SUPPLIED RECORDS.

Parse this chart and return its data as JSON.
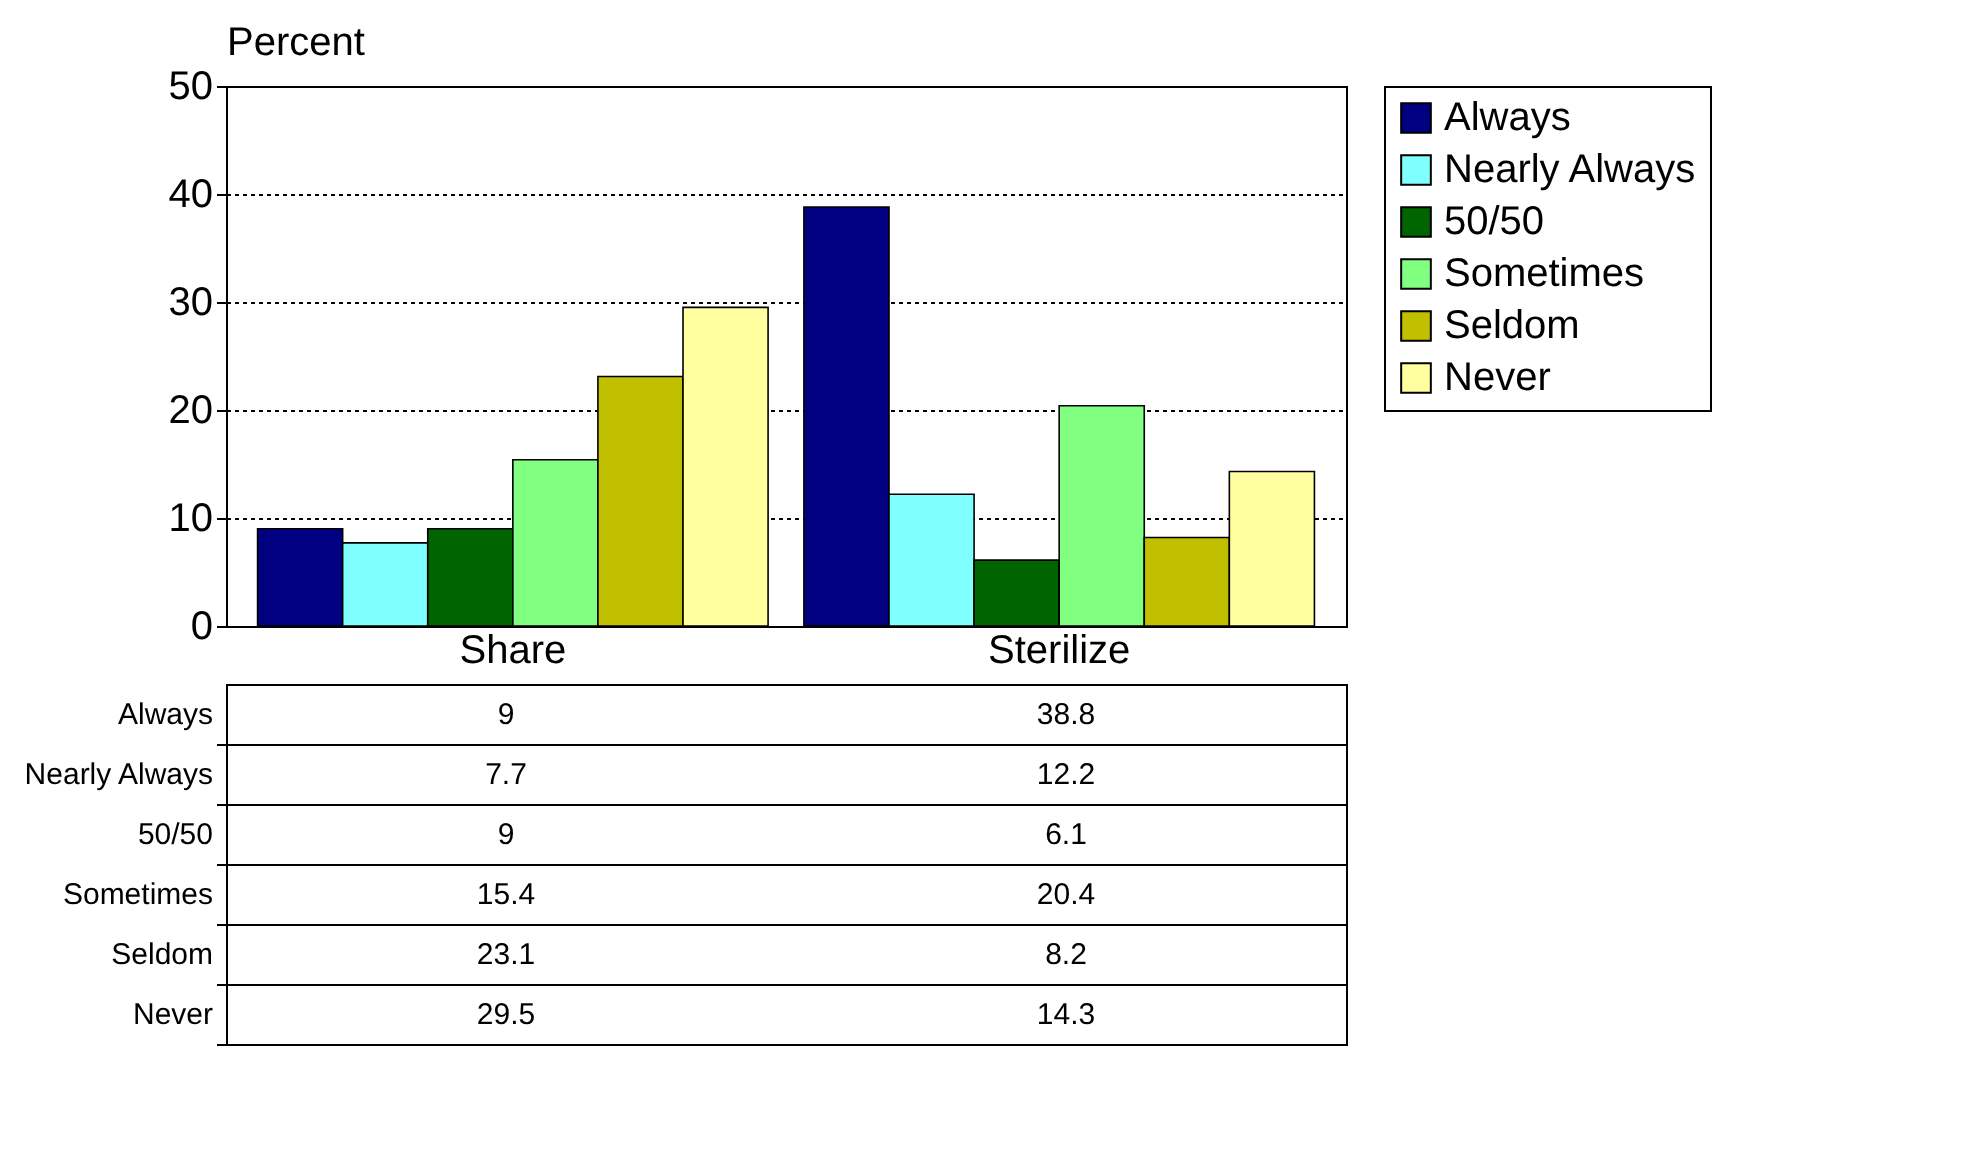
{
  "chart_data": {
    "type": "bar",
    "ylabel": "Percent",
    "categories": [
      "Share",
      "Sterilize"
    ],
    "series": [
      {
        "name": "Always",
        "color": "#000080",
        "values": [
          9,
          38.8
        ]
      },
      {
        "name": "Nearly Always",
        "color": "#80ffff",
        "values": [
          7.7,
          12.2
        ]
      },
      {
        "name": "50/50",
        "color": "#006400",
        "values": [
          9,
          6.1
        ]
      },
      {
        "name": "Sometimes",
        "color": "#80ff80",
        "values": [
          15.4,
          20.4
        ]
      },
      {
        "name": "Seldom",
        "color": "#c0c000",
        "values": [
          23.1,
          8.2
        ]
      },
      {
        "name": "Never",
        "color": "#ffffa0",
        "values": [
          29.5,
          14.3
        ]
      }
    ],
    "ylim": [
      0,
      50
    ],
    "yticks": [
      0,
      10,
      20,
      30,
      40,
      50
    ],
    "grid": "y",
    "legend": "right",
    "data_labels": true
  }
}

PROMPT. Check each line of the data above for the word "name" and say how many lines have it. Give the number alone.

OUTPUT FOR THIS EXERCISE. 6